- WHAT IS ASKED
Replace "screenshot" with "image" in the entries from the first line up to and including the line with "- cell: [293, 377, 300, 383]", keeping everything else the same. Give back only those lines.

[Source data]
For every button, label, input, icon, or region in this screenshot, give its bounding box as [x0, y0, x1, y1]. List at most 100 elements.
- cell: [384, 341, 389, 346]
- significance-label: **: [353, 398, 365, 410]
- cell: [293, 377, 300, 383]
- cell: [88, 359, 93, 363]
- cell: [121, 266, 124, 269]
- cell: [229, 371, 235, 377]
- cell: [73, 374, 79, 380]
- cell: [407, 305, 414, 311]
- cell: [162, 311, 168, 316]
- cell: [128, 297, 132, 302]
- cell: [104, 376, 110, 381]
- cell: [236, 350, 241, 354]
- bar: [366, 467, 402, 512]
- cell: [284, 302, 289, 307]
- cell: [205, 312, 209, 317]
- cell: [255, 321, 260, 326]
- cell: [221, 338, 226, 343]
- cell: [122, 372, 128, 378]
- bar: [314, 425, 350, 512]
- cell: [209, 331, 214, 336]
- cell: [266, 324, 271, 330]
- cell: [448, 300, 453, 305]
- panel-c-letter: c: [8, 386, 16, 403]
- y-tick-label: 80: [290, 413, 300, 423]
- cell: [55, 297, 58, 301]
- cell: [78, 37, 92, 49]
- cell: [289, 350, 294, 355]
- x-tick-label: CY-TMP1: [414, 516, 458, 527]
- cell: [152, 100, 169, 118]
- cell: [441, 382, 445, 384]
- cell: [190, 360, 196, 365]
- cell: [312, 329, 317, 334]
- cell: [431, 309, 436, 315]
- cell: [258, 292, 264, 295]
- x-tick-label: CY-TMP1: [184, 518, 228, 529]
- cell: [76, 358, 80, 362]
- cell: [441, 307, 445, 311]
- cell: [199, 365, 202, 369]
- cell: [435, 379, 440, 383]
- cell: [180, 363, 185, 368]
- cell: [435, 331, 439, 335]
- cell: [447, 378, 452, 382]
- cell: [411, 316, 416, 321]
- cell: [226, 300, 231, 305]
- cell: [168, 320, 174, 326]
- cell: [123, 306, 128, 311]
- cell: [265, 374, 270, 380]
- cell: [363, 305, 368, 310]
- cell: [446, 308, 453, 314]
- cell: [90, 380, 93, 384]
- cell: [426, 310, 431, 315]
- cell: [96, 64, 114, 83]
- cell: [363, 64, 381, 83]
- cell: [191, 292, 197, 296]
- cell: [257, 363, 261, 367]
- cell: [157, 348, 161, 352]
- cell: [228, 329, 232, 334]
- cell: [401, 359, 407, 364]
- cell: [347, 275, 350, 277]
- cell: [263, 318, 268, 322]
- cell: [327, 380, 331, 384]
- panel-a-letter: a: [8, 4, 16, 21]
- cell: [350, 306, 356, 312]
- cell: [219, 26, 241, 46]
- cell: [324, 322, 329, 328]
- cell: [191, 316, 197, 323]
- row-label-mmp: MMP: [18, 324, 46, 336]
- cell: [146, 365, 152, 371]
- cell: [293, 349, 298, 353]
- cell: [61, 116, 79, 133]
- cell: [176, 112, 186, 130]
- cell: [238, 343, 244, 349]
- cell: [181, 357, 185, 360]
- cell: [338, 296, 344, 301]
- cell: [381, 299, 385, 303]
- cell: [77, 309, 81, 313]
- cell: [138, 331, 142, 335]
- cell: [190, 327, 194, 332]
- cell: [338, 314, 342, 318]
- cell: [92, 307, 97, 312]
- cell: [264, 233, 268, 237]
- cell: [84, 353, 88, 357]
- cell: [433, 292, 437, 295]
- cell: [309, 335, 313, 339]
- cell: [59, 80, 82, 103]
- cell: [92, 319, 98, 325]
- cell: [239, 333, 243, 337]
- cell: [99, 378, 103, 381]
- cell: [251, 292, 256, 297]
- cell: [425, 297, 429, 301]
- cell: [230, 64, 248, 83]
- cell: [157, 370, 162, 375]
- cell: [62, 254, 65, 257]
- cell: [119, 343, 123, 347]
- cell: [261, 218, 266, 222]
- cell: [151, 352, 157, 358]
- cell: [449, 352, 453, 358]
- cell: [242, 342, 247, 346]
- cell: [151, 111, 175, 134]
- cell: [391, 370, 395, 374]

- FINAL RESULT
For every button, label, input, icon, or region in this image, give its bounding box as [x0, y0, x1, y1]. List at most 100 elements.
- cell: [384, 341, 389, 346]
- significance-label: **: [353, 398, 365, 410]
- cell: [293, 377, 300, 383]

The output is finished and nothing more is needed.